MATERIAL PROVIDED –
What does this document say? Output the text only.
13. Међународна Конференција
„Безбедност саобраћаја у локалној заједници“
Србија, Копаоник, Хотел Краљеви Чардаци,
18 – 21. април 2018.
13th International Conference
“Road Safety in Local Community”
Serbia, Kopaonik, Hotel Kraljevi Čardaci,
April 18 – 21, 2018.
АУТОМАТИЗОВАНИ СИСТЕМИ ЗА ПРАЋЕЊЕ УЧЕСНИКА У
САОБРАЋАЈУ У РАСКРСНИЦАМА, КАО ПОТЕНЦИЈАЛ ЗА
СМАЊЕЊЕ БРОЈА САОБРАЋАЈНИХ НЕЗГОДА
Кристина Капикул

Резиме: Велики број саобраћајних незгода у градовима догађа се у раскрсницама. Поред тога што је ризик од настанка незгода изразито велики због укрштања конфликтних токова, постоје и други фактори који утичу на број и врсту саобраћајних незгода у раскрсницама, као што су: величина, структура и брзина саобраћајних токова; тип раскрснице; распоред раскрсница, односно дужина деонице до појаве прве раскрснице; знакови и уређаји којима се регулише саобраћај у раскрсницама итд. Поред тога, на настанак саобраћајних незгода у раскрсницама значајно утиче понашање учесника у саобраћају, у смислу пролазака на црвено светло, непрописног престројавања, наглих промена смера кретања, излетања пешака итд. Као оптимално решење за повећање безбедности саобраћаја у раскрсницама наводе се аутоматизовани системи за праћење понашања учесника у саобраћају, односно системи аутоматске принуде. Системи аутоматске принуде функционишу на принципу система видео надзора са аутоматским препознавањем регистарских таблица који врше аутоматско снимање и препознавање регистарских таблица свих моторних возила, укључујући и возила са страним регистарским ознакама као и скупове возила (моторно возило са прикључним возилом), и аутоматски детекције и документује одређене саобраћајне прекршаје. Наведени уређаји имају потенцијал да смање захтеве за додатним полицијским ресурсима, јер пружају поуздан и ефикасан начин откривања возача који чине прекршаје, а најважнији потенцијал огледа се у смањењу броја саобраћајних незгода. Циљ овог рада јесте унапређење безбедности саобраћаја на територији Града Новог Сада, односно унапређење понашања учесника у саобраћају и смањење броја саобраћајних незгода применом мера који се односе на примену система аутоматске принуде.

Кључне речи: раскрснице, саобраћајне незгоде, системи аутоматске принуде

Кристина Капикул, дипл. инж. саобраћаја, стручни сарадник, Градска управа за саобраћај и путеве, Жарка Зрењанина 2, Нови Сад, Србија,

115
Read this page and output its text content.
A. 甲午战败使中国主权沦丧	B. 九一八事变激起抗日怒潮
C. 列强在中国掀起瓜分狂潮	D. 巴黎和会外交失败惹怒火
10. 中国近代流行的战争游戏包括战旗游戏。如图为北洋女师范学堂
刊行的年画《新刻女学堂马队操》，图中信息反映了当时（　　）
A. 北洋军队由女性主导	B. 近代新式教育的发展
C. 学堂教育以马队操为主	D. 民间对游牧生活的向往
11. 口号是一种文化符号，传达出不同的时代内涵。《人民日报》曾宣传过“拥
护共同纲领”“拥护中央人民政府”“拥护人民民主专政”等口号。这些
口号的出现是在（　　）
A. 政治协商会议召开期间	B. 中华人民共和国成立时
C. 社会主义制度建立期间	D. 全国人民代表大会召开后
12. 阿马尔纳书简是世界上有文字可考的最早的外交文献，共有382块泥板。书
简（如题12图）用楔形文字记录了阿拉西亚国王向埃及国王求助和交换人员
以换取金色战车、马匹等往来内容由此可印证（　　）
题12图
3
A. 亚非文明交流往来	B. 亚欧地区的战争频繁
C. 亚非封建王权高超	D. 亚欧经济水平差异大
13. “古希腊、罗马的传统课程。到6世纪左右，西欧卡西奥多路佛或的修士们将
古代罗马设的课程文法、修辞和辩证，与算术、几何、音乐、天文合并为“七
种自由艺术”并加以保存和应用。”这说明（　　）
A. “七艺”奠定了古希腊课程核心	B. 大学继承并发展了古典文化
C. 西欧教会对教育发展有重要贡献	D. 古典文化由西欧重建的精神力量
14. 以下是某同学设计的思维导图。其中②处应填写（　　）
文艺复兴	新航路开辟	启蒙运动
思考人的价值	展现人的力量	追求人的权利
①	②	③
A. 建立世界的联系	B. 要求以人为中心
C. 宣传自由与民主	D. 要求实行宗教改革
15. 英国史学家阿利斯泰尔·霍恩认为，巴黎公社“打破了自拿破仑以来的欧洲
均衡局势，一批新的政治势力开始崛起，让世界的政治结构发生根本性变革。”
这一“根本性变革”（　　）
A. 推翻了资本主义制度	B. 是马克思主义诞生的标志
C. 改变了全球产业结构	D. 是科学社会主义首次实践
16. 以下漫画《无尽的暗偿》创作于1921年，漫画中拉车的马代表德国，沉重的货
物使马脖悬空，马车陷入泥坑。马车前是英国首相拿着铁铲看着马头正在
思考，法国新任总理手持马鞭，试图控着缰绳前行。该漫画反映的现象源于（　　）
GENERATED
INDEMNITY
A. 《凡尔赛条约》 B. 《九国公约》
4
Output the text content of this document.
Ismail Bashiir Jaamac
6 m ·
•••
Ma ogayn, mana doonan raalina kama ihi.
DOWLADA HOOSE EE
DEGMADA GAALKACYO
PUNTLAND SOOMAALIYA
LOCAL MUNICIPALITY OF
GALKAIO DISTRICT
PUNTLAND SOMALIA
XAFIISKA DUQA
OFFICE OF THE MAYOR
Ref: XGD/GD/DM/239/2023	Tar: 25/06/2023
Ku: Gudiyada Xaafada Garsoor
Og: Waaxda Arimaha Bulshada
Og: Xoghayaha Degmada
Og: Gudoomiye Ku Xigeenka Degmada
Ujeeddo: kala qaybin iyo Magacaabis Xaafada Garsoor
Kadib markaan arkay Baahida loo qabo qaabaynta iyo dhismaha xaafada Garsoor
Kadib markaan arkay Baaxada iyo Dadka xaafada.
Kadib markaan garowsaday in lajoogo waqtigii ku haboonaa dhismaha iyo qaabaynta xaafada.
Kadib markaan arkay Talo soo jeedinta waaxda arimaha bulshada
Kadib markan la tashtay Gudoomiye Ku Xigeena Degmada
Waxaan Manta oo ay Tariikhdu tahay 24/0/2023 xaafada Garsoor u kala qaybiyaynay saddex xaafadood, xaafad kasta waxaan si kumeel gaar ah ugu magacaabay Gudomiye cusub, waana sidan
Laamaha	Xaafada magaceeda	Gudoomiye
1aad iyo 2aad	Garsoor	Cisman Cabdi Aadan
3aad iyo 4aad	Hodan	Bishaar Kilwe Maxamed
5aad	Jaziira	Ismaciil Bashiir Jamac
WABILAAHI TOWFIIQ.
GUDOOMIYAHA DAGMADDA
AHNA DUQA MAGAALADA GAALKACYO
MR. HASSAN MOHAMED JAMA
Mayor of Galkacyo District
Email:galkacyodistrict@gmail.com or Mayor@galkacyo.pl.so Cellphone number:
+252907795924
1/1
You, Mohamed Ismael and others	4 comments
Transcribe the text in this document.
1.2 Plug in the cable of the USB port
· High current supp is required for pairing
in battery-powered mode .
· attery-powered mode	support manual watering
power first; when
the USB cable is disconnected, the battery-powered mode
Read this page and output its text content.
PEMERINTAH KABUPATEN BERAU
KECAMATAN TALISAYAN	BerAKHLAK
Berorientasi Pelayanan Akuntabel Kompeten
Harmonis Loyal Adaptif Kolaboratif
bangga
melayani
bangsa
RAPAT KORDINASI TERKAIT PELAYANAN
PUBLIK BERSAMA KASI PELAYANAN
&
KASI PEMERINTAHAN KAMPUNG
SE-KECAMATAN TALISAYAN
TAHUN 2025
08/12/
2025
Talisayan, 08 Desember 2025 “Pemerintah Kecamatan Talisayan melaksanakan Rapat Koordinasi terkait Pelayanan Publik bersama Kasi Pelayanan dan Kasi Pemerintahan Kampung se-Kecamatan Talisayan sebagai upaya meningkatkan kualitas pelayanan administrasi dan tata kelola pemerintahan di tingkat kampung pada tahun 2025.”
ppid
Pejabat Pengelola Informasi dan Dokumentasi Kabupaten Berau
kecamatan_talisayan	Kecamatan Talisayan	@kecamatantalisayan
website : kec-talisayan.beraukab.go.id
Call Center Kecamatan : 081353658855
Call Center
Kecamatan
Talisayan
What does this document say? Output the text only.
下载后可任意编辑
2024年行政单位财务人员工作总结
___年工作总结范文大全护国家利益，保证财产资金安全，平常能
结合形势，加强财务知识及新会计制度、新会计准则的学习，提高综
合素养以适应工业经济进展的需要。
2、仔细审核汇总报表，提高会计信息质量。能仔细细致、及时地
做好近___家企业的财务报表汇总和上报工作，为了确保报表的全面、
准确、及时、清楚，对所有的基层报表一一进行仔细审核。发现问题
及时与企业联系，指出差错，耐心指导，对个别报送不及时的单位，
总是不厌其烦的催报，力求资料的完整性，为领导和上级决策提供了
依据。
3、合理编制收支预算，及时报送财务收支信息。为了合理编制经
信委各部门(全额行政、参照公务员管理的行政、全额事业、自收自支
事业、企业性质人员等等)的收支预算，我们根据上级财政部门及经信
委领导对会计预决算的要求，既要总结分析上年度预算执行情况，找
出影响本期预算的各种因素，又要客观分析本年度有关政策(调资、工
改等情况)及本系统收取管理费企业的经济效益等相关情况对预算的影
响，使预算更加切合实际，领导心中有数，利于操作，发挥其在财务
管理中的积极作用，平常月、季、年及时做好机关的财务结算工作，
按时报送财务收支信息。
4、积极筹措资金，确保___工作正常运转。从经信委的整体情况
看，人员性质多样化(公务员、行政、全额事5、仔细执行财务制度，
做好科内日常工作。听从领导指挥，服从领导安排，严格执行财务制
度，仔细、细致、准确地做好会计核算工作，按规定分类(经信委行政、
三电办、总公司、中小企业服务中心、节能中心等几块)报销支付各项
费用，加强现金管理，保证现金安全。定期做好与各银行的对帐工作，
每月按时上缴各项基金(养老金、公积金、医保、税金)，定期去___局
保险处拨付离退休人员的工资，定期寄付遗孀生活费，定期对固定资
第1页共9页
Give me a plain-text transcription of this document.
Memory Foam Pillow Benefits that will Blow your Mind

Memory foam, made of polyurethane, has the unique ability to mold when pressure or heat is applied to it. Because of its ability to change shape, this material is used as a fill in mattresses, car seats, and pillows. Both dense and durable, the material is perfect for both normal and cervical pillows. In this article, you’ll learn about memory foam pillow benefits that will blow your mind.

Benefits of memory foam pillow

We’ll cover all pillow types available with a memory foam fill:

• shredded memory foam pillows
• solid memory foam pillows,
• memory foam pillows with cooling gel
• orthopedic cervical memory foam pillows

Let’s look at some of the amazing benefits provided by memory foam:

STATED GOAL –
Only the lines from the one containing "Give me a plain-text" to the end of the data should be printed, exactly as they stand.

WRITTEN ANSWER –
Give me a plain-text transcription of this document.
Memory Foam Pillow Benefits that will Blow your Mind

Memory foam, made of polyurethane, has the unique ability to mold when pressure or heat is applied to it. Because of its ability to change shape, this material is used as a fill in mattresses, car seats, and pillows. Both dense and durable, the material is perfect for both normal and cervical pillows. In this article, you’ll learn about memory foam pillow benefits that will blow your mind.

Benefits of memory foam pillow

We’ll cover all pillow types available with a memory foam fill:

• shredded memory foam pillows
• solid memory foam pillows,
• memory foam pillows with cooling gel
• orthopedic cervical memory foam pillows

Let’s look at some of the amazing benefits provided by memory foam:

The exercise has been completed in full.